_Task description_. Using the listing below, copy every line that mentions "audio".

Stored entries

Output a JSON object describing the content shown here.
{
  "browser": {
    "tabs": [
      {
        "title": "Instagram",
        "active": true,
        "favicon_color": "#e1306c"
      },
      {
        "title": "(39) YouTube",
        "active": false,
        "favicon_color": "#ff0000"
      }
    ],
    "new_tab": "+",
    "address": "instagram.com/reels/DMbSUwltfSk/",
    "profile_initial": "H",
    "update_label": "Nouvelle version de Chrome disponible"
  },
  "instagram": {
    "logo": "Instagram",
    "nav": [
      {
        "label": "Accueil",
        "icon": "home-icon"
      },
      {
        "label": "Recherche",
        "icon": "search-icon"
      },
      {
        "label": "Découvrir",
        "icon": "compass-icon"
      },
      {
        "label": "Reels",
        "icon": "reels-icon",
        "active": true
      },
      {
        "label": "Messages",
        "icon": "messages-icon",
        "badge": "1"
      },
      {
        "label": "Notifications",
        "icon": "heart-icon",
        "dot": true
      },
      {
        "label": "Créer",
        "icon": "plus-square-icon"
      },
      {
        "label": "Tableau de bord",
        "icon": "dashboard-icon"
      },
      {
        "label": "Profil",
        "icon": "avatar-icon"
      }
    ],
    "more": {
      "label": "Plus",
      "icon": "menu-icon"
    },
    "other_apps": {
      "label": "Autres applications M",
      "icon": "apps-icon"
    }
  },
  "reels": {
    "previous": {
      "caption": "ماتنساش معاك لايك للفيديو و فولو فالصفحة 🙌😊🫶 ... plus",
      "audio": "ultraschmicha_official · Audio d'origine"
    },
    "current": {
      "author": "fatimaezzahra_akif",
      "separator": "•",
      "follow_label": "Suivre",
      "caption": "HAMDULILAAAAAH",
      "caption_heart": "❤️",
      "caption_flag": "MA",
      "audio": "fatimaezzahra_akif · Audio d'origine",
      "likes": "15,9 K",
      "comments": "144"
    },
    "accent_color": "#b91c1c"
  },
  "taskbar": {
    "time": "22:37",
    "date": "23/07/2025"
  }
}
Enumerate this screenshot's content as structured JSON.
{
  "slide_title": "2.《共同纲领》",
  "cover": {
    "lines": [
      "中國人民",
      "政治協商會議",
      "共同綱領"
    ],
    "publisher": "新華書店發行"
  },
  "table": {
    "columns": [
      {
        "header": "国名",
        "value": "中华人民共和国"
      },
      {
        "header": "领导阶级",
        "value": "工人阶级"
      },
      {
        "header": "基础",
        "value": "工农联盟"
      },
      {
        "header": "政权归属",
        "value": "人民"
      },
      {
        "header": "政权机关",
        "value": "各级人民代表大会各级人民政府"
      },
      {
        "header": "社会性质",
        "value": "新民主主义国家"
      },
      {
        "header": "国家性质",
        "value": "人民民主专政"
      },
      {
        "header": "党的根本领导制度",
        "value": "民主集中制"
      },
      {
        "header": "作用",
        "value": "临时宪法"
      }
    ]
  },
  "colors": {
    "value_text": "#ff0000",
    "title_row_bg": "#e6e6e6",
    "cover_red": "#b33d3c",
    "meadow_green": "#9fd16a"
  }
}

_Output_.
      "audio": "ultraschmicha_official · Audio d'origine"
      "audio": "fatimaezzahra_akif · Audio d'origine",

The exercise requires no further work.